▶ Stated problem
Scan the data below. Pull out each line where "reactions" occurs.

▶ Dataset
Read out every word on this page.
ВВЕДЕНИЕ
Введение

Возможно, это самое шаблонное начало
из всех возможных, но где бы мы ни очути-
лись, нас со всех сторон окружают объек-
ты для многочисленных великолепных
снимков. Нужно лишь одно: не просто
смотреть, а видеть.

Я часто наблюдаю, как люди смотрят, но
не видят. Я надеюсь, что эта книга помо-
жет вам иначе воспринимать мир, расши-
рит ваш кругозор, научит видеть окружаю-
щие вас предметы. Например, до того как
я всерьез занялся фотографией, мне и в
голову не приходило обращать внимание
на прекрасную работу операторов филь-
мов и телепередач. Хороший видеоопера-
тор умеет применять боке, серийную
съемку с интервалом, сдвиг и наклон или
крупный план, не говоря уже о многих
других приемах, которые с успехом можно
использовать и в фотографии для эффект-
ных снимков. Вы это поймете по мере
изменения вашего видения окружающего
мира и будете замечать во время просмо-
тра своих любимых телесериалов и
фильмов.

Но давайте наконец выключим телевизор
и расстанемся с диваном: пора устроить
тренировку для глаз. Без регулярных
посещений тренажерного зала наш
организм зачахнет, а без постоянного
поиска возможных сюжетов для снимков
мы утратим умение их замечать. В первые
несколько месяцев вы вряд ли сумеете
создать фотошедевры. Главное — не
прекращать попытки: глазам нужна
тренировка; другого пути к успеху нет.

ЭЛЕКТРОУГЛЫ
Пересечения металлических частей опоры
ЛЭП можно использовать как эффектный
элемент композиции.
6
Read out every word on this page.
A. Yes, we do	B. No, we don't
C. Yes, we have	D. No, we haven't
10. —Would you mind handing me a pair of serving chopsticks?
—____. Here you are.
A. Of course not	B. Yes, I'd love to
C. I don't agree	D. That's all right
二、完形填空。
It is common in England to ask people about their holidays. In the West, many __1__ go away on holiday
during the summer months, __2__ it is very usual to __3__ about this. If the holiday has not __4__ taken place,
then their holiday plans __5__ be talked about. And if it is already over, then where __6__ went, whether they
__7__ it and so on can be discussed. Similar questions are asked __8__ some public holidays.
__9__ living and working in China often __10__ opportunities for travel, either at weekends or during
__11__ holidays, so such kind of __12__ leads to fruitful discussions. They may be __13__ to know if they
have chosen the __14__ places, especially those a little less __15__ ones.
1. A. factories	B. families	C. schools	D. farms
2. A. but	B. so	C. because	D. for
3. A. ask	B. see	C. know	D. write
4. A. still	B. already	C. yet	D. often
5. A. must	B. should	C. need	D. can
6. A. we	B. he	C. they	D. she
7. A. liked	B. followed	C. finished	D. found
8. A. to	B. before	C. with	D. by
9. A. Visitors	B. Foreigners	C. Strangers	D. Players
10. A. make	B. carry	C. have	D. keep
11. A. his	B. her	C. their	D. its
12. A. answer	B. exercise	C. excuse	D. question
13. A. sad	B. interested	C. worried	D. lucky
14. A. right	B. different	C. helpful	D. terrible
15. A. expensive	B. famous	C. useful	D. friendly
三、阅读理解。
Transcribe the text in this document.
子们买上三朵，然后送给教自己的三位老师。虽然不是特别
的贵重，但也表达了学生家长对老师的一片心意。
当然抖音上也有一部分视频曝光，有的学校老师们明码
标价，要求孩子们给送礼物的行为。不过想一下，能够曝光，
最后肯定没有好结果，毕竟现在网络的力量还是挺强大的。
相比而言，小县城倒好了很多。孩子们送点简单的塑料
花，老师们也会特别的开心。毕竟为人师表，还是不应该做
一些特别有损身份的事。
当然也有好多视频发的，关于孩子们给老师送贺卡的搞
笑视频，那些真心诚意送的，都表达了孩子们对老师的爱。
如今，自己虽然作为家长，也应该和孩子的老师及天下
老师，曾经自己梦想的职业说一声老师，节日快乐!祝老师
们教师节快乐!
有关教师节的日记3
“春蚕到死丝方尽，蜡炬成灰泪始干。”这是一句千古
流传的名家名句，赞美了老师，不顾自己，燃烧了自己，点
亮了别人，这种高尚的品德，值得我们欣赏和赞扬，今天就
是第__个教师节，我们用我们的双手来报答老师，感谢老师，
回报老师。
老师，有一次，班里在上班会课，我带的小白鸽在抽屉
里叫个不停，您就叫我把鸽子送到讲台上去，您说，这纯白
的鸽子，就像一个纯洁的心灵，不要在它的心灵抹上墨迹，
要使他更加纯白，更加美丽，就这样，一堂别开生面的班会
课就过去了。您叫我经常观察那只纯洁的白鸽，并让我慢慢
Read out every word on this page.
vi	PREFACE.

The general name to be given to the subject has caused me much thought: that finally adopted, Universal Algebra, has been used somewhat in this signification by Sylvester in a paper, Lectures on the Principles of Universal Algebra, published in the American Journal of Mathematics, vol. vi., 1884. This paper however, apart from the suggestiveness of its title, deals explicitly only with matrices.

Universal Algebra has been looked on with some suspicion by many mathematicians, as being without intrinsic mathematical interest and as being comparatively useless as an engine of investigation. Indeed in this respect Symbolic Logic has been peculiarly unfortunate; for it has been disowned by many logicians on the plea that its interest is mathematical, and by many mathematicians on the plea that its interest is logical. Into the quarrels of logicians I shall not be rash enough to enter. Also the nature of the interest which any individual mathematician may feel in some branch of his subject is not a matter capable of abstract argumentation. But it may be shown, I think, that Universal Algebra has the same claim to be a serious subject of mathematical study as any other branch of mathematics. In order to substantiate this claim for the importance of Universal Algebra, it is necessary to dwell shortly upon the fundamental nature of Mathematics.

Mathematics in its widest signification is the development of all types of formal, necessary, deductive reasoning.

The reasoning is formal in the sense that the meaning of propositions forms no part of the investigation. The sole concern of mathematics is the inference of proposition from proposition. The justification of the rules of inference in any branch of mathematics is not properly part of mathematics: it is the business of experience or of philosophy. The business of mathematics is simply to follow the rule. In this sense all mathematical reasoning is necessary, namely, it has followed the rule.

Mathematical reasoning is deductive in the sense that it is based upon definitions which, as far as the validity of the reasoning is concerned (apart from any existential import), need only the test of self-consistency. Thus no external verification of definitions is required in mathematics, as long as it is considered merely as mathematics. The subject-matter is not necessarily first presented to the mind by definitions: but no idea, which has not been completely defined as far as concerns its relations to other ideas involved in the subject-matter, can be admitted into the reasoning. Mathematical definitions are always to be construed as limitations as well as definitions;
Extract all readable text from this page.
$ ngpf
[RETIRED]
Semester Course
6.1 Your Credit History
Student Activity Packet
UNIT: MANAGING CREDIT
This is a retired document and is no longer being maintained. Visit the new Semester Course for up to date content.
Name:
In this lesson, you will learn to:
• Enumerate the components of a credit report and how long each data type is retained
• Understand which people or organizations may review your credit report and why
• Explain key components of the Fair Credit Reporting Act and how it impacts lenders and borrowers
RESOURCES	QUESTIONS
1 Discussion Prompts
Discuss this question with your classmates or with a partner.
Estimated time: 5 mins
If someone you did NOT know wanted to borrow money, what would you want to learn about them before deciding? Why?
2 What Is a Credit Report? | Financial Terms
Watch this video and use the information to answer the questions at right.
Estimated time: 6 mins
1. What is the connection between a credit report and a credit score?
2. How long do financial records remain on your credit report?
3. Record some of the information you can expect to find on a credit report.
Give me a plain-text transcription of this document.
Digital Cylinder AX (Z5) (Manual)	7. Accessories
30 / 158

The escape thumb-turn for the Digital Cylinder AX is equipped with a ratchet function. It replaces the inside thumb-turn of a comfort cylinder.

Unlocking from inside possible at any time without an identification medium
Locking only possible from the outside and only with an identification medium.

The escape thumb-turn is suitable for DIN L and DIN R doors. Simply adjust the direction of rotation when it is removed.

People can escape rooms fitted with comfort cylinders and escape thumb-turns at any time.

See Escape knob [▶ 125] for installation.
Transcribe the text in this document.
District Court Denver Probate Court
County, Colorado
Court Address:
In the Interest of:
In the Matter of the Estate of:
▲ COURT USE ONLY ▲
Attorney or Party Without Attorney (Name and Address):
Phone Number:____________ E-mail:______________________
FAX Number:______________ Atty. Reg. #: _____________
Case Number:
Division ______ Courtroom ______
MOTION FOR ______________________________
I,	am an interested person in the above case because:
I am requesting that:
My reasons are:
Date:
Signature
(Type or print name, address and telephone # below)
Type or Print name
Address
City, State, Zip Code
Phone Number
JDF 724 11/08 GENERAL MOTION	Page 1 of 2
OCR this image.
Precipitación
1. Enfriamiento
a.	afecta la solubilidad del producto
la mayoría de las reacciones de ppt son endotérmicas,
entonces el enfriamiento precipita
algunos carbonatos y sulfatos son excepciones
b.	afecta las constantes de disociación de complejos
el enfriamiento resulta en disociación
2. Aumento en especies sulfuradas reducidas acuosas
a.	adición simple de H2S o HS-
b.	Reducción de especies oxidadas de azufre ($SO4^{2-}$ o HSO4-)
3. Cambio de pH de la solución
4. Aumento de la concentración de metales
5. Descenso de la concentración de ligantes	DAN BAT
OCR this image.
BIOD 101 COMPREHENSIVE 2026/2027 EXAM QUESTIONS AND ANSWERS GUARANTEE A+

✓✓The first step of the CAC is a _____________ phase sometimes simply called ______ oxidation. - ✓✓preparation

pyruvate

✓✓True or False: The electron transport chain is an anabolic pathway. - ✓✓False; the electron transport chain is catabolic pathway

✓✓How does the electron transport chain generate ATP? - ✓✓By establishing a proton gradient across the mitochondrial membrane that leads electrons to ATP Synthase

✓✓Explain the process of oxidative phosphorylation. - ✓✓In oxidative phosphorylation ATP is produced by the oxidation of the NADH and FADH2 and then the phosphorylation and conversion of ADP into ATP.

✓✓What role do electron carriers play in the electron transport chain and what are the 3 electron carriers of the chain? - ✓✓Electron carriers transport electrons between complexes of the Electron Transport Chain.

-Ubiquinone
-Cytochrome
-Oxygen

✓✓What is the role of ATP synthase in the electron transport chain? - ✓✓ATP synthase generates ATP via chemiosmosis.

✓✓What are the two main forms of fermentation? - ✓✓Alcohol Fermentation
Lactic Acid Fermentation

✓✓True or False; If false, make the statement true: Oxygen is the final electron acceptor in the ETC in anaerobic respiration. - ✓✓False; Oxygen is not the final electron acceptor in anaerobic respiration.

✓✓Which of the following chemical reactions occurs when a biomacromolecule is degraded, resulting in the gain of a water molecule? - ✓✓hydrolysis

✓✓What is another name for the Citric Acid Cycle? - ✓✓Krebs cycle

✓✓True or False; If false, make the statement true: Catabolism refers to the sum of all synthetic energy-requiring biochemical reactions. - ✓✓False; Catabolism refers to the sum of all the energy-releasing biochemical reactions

▶ Exercise result
✓✓Which of the following chemical reactions occurs when a biomacromolecule is degraded, resulting in the gain of a water molecule? - ✓✓hydrolysis
✓✓True or False; If false, make the statement true: Catabolism refers to the sum of all synthetic energy-requiring biochemical reactions. - ✓✓False; Catabolism refers to the sum of all the energy-releasing biochemical reactions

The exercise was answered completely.